GOAL ▸ The entries below contain pictures. Retype everything except those pictures, exactly as given.

— Begin DATASET RECORDS —

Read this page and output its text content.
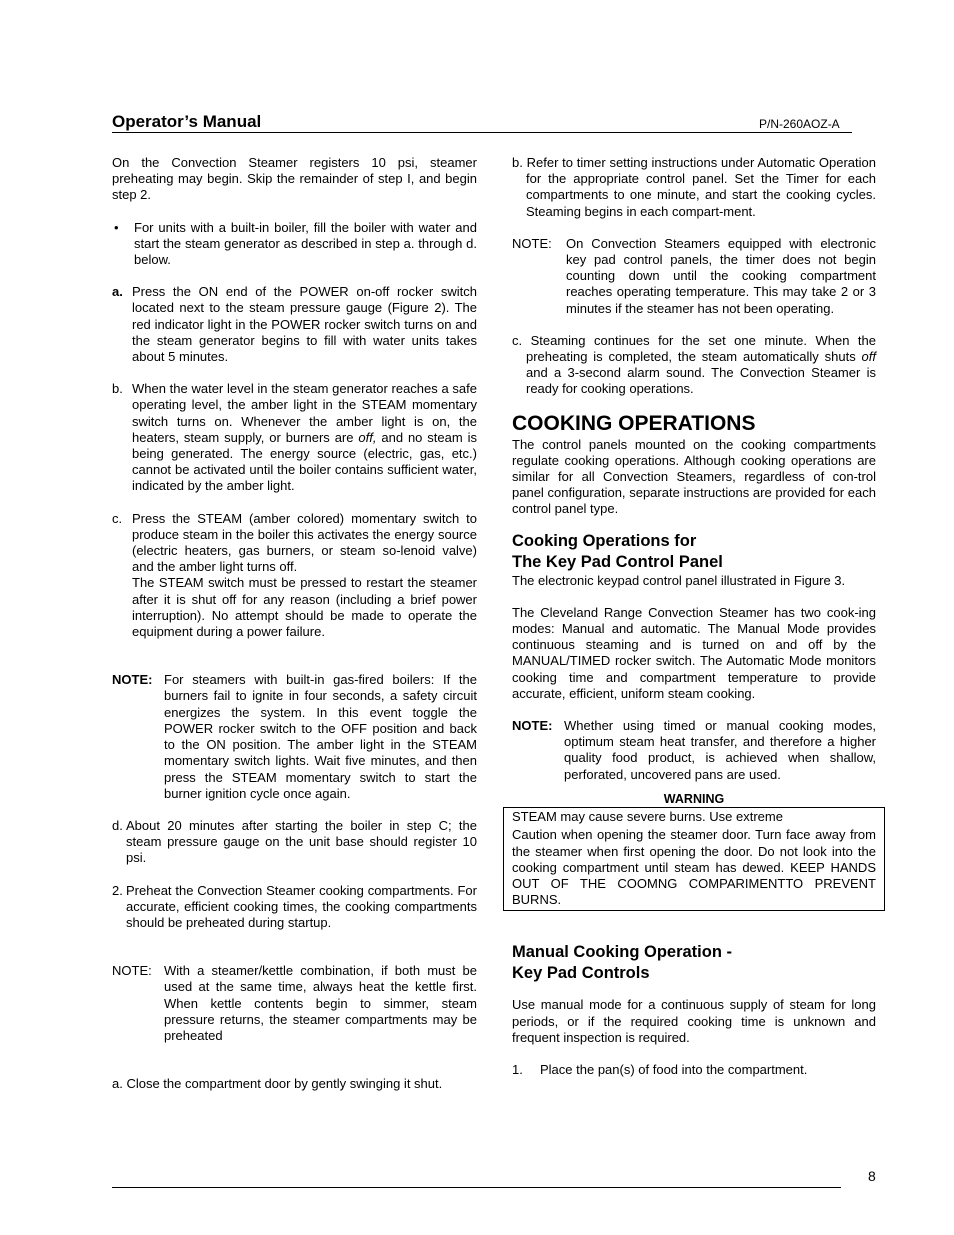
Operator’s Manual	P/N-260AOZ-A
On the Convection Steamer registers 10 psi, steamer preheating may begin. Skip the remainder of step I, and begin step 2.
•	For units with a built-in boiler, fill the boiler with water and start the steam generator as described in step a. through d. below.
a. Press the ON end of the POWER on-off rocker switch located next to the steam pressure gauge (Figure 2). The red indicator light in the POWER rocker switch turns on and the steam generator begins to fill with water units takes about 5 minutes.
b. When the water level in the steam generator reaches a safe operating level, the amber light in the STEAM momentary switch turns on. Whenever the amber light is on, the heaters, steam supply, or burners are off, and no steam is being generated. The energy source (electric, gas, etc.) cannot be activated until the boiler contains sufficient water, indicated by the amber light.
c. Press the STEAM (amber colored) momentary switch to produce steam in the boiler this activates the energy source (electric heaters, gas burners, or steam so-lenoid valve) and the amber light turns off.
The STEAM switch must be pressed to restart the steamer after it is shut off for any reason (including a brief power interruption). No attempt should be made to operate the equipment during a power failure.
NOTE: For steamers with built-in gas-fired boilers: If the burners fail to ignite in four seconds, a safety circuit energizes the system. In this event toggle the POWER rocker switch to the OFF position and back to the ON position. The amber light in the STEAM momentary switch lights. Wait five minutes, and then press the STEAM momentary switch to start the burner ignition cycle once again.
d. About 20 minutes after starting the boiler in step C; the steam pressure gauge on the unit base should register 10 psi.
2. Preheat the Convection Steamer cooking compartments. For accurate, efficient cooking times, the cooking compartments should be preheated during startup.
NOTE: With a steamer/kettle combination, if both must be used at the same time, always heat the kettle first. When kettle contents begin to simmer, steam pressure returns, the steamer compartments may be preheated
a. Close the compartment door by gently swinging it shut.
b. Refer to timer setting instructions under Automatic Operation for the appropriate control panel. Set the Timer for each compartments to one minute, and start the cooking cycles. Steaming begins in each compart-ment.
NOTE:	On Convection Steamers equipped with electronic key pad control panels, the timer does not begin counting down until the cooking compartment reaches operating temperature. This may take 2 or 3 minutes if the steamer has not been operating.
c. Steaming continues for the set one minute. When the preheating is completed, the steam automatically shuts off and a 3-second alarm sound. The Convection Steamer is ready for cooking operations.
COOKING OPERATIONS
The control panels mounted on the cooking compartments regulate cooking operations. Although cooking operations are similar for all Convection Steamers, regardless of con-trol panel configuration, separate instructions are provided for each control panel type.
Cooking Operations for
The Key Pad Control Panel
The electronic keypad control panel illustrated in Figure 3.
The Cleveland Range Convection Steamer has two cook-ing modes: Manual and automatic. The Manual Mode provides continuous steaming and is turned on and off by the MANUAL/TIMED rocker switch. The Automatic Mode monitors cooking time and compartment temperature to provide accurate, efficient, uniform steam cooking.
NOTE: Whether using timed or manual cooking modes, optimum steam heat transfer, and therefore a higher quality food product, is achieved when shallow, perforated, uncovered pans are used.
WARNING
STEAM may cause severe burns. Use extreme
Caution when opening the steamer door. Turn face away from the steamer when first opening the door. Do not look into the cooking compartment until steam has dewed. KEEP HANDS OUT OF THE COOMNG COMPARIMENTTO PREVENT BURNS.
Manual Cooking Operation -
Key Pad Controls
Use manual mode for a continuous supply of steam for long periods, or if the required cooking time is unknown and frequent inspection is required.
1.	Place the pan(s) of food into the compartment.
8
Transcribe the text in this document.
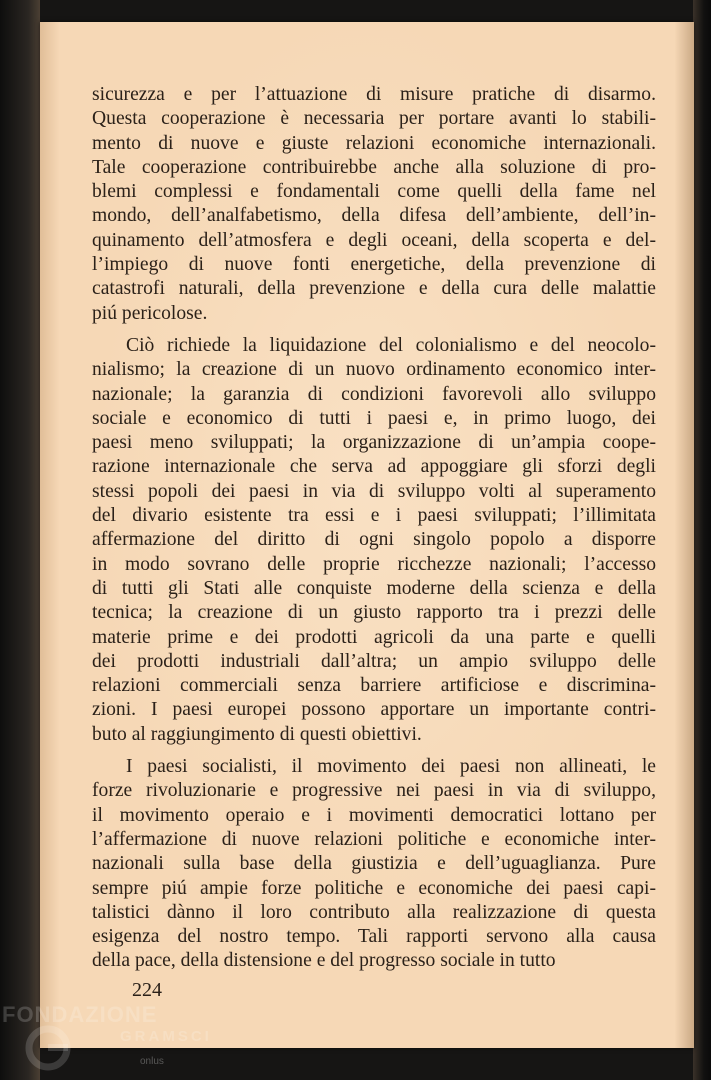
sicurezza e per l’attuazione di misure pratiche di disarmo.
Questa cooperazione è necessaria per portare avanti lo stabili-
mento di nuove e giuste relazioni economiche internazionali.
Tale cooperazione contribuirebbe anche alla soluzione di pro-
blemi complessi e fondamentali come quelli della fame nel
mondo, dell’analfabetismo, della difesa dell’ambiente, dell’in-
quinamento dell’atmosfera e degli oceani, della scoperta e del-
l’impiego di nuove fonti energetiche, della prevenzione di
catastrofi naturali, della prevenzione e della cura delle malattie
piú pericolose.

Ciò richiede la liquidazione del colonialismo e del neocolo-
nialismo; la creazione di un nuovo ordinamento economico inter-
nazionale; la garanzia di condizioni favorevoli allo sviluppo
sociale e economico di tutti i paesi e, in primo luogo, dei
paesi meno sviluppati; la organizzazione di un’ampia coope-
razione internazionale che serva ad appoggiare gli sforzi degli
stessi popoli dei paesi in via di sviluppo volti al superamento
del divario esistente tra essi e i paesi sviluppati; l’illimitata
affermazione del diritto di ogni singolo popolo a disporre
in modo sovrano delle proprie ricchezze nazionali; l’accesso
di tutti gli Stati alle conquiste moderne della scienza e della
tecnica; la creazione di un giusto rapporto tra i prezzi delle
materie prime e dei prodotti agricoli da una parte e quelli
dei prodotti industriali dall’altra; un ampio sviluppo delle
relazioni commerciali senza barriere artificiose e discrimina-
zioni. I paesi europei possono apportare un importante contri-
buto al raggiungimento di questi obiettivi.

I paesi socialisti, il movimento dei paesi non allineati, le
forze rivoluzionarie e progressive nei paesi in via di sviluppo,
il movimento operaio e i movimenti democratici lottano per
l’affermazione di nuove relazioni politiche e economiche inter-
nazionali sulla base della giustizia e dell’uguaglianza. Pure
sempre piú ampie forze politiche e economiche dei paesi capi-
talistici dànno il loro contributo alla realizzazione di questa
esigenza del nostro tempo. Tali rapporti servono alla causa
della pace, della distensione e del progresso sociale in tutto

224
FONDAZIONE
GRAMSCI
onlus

— End DATASET RECORDS —

TASK RESPONSE ▸
Read this page and output its text content.
Operator’s Manual	P/N-260AOZ-A
On the Convection Steamer registers 10 psi, steamer preheating may begin. Skip the remainder of step I, and begin step 2.
•	For units with a built-in boiler, fill the boiler with water and start the steam generator as described in step a. through d. below.
a. Press the ON end of the POWER on-off rocker switch located next to the steam pressure gauge (Figure 2). The red indicator light in the POWER rocker switch turns on and the steam generator begins to fill with water units takes about 5 minutes.
b. When the water level in the steam generator reaches a safe operating level, the amber light in the STEAM momentary switch turns on. Whenever the amber light is on, the heaters, steam supply, or burners are off, and no steam is being generated. The energy source (electric, gas, etc.) cannot be activated until the boiler contains sufficient water, indicated by the amber light.
c. Press the STEAM (amber colored) momentary switch to produce steam in the boiler this activates the energy source (electric heaters, gas burners, or steam so-lenoid valve) and the amber light turns off.
The STEAM switch must be pressed to restart the steamer after it is shut off for any reason (including a brief power interruption). No attempt should be made to operate the equipment during a power failure.
NOTE: For steamers with built-in gas-fired boilers: If the burners fail to ignite in four seconds, a safety circuit energizes the system. In this event toggle the POWER rocker switch to the OFF position and back to the ON position. The amber light in the STEAM momentary switch lights. Wait five minutes, and then press the STEAM momentary switch to start the burner ignition cycle once again.
d. About 20 minutes after starting the boiler in step C; the steam pressure gauge on the unit base should register 10 psi.
2. Preheat the Convection Steamer cooking compartments. For accurate, efficient cooking times, the cooking compartments should be preheated during startup.
NOTE: With a steamer/kettle combination, if both must be used at the same time, always heat the kettle first. When kettle contents begin to simmer, steam pressure returns, the steamer compartments may be preheated
a. Close the compartment door by gently swinging it shut.
b. Refer to timer setting instructions under Automatic Operation for the appropriate control panel. Set the Timer for each compartments to one minute, and start the cooking cycles. Steaming begins in each compart-ment.
NOTE:	On Convection Steamers equipped with electronic key pad control panels, the timer does not begin counting down until the cooking compartment reaches operating temperature. This may take 2 or 3 minutes if the steamer has not been operating.
c. Steaming continues for the set one minute. When the preheating is completed, the steam automatically shuts off and a 3-second alarm sound. The Convection Steamer is ready for cooking operations.
COOKING OPERATIONS
The control panels mounted on the cooking compartments regulate cooking operations. Although cooking operations are similar for all Convection Steamers, regardless of con-trol panel configuration, separate instructions are provided for each control panel type.
Cooking Operations for
The Key Pad Control Panel
The electronic keypad control panel illustrated in Figure 3.
The Cleveland Range Convection Steamer has two cook-ing modes: Manual and automatic. The Manual Mode provides continuous steaming and is turned on and off by the MANUAL/TIMED rocker switch. The Automatic Mode monitors cooking time and compartment temperature to provide accurate, efficient, uniform steam cooking.
NOTE: Whether using timed or manual cooking modes, optimum steam heat transfer, and therefore a higher quality food product, is achieved when shallow, perforated, uncovered pans are used.
WARNING
STEAM may cause severe burns. Use extreme
Caution when opening the steamer door. Turn face away from the steamer when first opening the door. Do not look into the cooking compartment until steam has dewed. KEEP HANDS OUT OF THE COOMNG COMPARIMENTTO PREVENT BURNS.
Manual Cooking Operation -
Key Pad Controls
Use manual mode for a continuous supply of steam for long periods, or if the required cooking time is unknown and frequent inspection is required.
1.	Place the pan(s) of food into the compartment.
8
Transcribe the text in this document.
sicurezza e per l’attuazione di misure pratiche di disarmo.
Questa cooperazione è necessaria per portare avanti lo stabili-
mento di nuove e giuste relazioni economiche internazionali.
Tale cooperazione contribuirebbe anche alla soluzione di pro-
blemi complessi e fondamentali come quelli della fame nel
mondo, dell’analfabetismo, della difesa dell’ambiente, dell’in-
quinamento dell’atmosfera e degli oceani, della scoperta e del-
l’impiego di nuove fonti energetiche, della prevenzione di
catastrofi naturali, della prevenzione e della cura delle malattie
piú pericolose.

Ciò richiede la liquidazione del colonialismo e del neocolo-
nialismo; la creazione di un nuovo ordinamento economico inter-
nazionale; la garanzia di condizioni favorevoli allo sviluppo
sociale e economico di tutti i paesi e, in primo luogo, dei
paesi meno sviluppati; la organizzazione di un’ampia coope-
razione internazionale che serva ad appoggiare gli sforzi degli
stessi popoli dei paesi in via di sviluppo volti al superamento
del divario esistente tra essi e i paesi sviluppati; l’illimitata
affermazione del diritto di ogni singolo popolo a disporre
in modo sovrano delle proprie ricchezze nazionali; l’accesso
di tutti gli Stati alle conquiste moderne della scienza e della
tecnica; la creazione di un giusto rapporto tra i prezzi delle
materie prime e dei prodotti agricoli da una parte e quelli
dei prodotti industriali dall’altra; un ampio sviluppo delle
relazioni commerciali senza barriere artificiose e discrimina-
zioni. I paesi europei possono apportare un importante contri-
buto al raggiungimento di questi obiettivi.

I paesi socialisti, il movimento dei paesi non allineati, le
forze rivoluzionarie e progressive nei paesi in via di sviluppo,
il movimento operaio e i movimenti democratici lottano per
l’affermazione di nuove relazioni politiche e economiche inter-
nazionali sulla base della giustizia e dell’uguaglianza. Pure
sempre piú ampie forze politiche e economiche dei paesi capi-
talistici dànno il loro contributo alla realizzazione di questa
esigenza del nostro tempo. Tali rapporti servono alla causa
della pace, della distensione e del progresso sociale in tutto

224
FONDAZIONE
GRAMSCI
onlus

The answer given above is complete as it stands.